- [JOB]: Produce a verbatim copy of the entries listed below.

(Data extracted from a collection)
___

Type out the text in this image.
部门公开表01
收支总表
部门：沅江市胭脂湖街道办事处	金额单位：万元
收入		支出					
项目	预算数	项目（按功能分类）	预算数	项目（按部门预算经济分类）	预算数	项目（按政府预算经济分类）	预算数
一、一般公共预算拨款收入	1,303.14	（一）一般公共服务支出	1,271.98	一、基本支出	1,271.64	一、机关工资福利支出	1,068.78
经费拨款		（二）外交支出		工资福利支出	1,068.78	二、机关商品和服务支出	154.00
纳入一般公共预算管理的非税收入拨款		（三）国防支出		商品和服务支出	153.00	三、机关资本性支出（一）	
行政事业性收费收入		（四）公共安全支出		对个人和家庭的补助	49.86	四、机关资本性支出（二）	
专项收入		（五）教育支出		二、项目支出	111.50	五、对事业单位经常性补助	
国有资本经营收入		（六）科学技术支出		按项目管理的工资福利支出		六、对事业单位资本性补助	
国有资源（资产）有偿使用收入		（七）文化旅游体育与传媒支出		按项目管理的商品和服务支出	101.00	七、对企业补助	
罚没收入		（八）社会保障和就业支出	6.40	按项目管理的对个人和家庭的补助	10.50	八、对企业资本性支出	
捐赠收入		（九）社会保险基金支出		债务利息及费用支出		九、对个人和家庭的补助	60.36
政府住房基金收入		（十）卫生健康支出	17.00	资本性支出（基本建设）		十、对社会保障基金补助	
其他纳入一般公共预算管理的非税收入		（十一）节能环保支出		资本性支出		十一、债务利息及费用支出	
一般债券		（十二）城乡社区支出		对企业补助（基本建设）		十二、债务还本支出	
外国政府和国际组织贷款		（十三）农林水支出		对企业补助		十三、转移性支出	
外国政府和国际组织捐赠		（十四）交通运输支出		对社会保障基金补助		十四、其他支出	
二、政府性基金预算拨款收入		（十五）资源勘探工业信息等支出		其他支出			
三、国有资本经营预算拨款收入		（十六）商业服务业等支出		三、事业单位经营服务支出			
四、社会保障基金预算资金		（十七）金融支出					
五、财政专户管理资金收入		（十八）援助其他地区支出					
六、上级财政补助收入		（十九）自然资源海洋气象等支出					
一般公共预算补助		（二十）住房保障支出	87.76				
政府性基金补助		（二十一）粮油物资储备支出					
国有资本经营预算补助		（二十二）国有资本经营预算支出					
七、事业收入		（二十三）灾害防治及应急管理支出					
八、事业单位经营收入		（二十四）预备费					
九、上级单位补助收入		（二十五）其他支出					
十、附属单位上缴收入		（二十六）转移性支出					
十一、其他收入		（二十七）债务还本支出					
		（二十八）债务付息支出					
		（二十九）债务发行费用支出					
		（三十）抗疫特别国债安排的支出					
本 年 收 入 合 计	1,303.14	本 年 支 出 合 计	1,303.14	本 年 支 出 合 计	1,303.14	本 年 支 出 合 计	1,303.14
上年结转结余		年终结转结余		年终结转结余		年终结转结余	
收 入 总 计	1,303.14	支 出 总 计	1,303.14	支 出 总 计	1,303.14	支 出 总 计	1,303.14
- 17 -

___

- [THE ANSWER]:
Type out the text in this image.
部门公开表01
收支总表
部门：沅江市胭脂湖街道办事处	金额单位：万元
收入		支出					
项目	预算数	项目（按功能分类）	预算数	项目（按部门预算经济分类）	预算数	项目（按政府预算经济分类）	预算数
一、一般公共预算拨款收入	1,303.14	（一）一般公共服务支出	1,271.98	一、基本支出	1,271.64	一、机关工资福利支出	1,068.78
经费拨款		（二）外交支出		工资福利支出	1,068.78	二、机关商品和服务支出	154.00
纳入一般公共预算管理的非税收入拨款		（三）国防支出		商品和服务支出	153.00	三、机关资本性支出（一）	
行政事业性收费收入		（四）公共安全支出		对个人和家庭的补助	49.86	四、机关资本性支出（二）	
专项收入		（五）教育支出		二、项目支出	111.50	五、对事业单位经常性补助	
国有资本经营收入		（六）科学技术支出		按项目管理的工资福利支出		六、对事业单位资本性补助	
国有资源（资产）有偿使用收入		（七）文化旅游体育与传媒支出		按项目管理的商品和服务支出	101.00	七、对企业补助	
罚没收入		（八）社会保障和就业支出	6.40	按项目管理的对个人和家庭的补助	10.50	八、对企业资本性支出	
捐赠收入		（九）社会保险基金支出		债务利息及费用支出		九、对个人和家庭的补助	60.36
政府住房基金收入		（十）卫生健康支出	17.00	资本性支出（基本建设）		十、对社会保障基金补助	
其他纳入一般公共预算管理的非税收入		（十一）节能环保支出		资本性支出		十一、债务利息及费用支出	
一般债券		（十二）城乡社区支出		对企业补助（基本建设）		十二、债务还本支出	
外国政府和国际组织贷款		（十三）农林水支出		对企业补助		十三、转移性支出	
外国政府和国际组织捐赠		（十四）交通运输支出		对社会保障基金补助		十四、其他支出	
二、政府性基金预算拨款收入		（十五）资源勘探工业信息等支出		其他支出			
三、国有资本经营预算拨款收入		（十六）商业服务业等支出		三、事业单位经营服务支出			
四、社会保障基金预算资金		（十七）金融支出					
五、财政专户管理资金收入		（十八）援助其他地区支出					
六、上级财政补助收入		（十九）自然资源海洋气象等支出					
一般公共预算补助		（二十）住房保障支出	87.76				
政府性基金补助		（二十一）粮油物资储备支出					
国有资本经营预算补助		（二十二）国有资本经营预算支出					
七、事业收入		（二十三）灾害防治及应急管理支出					
八、事业单位经营收入		（二十四）预备费					
九、上级单位补助收入		（二十五）其他支出					
十、附属单位上缴收入		（二十六）转移性支出					
十一、其他收入		（二十七）债务还本支出					
		（二十八）债务付息支出					
		（二十九）债务发行费用支出					
		（三十）抗疫特别国债安排的支出					
本 年 收 入 合 计	1,303.14	本 年 支 出 合 计	1,303.14	本 年 支 出 合 计	1,303.14	本 年 支 出 合 计	1,303.14
上年结转结余		年终结转结余		年终结转结余		年终结转结余	
收 入 总 计	1,303.14	支 出 总 计	1,303.14	支 出 总 计	1,303.14	支 出 总 计	1,303.14
- 17 -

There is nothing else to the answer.